-- EXERCISE DIRECTIONS --
Find and return each line containing "First".

-- PROVIDED MATERIAL --

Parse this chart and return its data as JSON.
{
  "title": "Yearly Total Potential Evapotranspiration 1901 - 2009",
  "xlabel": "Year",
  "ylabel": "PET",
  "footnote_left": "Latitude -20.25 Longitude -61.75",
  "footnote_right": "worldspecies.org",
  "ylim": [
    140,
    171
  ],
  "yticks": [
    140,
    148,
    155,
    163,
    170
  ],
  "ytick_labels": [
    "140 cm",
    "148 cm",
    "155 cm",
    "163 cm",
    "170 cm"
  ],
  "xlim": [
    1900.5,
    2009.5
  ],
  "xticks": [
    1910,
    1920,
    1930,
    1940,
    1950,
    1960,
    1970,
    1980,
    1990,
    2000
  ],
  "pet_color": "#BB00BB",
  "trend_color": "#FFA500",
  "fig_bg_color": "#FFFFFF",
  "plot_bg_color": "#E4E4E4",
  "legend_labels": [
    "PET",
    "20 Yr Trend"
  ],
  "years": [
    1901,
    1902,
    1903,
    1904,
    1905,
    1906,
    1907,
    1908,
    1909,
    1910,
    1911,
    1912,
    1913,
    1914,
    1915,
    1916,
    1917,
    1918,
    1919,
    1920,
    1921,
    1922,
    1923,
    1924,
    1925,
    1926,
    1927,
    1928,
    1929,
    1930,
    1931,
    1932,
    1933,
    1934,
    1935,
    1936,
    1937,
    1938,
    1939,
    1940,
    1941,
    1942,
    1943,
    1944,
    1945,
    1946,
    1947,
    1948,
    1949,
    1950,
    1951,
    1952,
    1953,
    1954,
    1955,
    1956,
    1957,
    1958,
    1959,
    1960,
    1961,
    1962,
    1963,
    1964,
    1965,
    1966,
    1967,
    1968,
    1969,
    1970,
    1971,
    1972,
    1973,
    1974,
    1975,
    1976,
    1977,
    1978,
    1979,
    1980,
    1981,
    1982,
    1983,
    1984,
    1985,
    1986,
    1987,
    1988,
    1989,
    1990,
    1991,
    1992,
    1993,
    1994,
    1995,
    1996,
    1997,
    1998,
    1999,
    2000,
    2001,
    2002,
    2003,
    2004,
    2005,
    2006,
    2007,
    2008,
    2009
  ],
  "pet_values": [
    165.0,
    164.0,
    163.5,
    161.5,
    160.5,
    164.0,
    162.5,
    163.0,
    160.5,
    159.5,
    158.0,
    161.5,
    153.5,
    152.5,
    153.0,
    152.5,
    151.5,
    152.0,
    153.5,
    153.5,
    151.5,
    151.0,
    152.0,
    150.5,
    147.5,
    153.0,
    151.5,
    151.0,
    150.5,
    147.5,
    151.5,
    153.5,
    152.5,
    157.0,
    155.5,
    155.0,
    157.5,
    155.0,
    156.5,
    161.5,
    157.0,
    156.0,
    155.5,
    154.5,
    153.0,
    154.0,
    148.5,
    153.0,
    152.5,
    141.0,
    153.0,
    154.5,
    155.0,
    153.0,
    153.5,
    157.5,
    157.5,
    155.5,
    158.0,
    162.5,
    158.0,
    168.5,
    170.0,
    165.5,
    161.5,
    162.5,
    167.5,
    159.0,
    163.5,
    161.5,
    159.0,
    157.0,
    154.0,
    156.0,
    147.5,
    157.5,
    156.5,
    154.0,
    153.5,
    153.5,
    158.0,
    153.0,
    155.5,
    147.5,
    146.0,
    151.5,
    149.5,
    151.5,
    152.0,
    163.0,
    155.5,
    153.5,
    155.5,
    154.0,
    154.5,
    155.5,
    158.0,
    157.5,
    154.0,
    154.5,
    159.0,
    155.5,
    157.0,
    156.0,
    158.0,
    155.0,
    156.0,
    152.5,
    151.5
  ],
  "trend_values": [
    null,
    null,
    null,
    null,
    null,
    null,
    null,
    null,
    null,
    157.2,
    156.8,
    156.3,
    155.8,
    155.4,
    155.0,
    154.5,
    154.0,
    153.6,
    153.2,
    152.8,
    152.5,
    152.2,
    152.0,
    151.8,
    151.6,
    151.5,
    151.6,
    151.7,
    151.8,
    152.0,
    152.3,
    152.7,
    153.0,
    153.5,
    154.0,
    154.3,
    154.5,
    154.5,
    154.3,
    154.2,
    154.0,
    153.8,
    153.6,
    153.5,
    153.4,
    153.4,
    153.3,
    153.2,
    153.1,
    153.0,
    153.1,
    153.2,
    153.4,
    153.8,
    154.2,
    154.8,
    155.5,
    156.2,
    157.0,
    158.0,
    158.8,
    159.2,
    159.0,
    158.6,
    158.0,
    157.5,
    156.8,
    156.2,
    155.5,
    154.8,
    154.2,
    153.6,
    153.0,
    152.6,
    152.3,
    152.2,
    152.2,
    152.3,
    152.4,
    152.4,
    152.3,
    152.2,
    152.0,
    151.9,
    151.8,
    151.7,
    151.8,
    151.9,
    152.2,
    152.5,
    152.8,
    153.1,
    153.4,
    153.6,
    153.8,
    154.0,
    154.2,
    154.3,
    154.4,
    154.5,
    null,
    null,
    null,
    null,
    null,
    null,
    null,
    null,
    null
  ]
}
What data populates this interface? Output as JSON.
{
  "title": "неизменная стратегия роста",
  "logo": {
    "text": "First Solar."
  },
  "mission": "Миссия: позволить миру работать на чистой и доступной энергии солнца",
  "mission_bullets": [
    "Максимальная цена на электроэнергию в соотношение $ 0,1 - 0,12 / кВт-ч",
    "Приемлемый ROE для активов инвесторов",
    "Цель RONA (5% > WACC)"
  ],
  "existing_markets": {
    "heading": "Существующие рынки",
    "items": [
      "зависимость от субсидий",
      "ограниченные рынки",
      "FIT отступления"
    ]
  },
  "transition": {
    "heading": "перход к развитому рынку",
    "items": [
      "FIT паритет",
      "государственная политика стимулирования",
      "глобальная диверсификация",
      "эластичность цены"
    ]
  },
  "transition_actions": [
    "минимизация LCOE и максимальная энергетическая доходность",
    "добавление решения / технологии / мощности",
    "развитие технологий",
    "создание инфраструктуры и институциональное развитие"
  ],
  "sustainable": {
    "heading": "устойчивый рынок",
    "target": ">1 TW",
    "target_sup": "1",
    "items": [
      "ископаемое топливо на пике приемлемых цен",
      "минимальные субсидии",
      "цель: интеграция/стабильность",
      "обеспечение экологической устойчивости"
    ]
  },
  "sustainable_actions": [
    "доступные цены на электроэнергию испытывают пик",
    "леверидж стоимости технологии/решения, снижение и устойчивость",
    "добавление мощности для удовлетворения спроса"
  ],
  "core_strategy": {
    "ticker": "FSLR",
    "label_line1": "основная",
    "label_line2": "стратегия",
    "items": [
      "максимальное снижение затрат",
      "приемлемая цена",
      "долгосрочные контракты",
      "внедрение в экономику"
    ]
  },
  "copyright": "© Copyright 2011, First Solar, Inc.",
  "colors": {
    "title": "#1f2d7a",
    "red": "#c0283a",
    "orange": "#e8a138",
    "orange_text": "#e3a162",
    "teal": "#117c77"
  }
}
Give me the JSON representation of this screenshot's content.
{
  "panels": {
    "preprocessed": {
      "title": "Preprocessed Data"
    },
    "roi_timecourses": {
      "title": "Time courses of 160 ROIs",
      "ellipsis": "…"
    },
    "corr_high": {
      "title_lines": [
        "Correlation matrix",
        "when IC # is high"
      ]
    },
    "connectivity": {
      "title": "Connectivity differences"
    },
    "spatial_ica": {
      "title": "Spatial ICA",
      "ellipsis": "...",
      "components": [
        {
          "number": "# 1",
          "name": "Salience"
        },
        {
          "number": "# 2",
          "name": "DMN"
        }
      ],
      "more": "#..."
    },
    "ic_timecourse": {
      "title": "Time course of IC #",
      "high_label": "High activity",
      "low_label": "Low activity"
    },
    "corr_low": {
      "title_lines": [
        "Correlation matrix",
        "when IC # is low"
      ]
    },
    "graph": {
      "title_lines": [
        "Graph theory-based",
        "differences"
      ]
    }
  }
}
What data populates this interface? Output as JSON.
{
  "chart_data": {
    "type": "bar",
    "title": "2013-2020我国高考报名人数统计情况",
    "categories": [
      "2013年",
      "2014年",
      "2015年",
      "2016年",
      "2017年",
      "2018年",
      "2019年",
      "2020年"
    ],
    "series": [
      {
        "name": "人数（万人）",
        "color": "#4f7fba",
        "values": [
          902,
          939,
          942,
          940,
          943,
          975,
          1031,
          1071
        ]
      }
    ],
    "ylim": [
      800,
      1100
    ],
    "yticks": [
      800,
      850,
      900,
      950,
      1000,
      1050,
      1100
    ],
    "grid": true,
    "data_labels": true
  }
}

-- EXPECTED ANSWER --
    "text": "First Solar."
  "copyright": "© Copyright 2011, First Solar, Inc.",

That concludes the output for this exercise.